Data to examine -
——————————

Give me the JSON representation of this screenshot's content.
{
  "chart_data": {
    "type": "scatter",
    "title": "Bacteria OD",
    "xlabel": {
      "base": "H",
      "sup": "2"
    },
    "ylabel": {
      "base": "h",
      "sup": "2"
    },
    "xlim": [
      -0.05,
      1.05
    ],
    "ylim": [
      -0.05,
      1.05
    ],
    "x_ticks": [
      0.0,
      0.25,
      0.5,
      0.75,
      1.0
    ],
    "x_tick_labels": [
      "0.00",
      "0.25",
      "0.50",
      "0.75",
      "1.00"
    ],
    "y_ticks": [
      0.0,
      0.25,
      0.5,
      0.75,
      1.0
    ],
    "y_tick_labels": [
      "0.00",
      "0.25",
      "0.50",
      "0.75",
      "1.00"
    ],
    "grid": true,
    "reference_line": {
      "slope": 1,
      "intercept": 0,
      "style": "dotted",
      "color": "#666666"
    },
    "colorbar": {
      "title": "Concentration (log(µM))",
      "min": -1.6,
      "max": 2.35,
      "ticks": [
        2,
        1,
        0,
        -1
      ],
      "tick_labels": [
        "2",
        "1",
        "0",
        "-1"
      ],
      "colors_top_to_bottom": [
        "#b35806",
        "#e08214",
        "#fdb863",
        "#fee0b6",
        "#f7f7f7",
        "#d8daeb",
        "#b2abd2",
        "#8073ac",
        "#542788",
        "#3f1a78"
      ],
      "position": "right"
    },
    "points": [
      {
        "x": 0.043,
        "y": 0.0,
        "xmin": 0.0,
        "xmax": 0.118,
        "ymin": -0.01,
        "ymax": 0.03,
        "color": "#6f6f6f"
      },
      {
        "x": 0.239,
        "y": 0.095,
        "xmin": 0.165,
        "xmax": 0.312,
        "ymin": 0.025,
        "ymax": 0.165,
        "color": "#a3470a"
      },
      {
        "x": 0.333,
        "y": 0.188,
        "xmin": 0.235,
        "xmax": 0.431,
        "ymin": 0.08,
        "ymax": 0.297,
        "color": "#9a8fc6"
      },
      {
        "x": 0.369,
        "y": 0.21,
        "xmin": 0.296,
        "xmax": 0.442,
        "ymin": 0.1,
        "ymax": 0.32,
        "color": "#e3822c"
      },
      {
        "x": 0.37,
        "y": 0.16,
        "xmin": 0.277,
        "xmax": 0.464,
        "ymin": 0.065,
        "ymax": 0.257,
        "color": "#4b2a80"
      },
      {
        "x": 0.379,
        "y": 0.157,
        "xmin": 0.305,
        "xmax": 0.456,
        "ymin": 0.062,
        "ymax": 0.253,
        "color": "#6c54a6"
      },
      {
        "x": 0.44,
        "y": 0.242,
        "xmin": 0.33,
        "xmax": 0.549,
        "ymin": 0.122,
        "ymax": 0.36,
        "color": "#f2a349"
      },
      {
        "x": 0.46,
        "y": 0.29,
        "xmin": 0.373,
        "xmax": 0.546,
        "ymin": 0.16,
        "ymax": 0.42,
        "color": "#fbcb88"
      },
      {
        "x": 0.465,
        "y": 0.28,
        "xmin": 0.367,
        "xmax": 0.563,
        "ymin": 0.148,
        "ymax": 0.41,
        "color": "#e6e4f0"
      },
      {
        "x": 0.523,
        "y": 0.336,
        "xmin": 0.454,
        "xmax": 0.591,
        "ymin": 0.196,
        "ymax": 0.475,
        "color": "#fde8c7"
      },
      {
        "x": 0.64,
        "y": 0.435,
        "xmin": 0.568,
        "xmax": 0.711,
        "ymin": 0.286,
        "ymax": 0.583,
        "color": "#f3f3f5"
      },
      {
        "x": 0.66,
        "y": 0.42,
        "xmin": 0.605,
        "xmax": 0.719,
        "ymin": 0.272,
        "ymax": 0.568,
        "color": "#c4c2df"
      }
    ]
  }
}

——————————

What this task involves - When a line in the listing has the string "xmin" in it, return that line.

Response to the exercise -
        "xmin": 0.0,
        "xmin": 0.165,
        "xmin": 0.235,
        "xmin": 0.296,
        "xmin": 0.277,
        "xmin": 0.305,
        "xmin": 0.33,
        "xmin": 0.373,
        "xmin": 0.367,
        "xmin": 0.454,
        "xmin": 0.568,
        "xmin": 0.605,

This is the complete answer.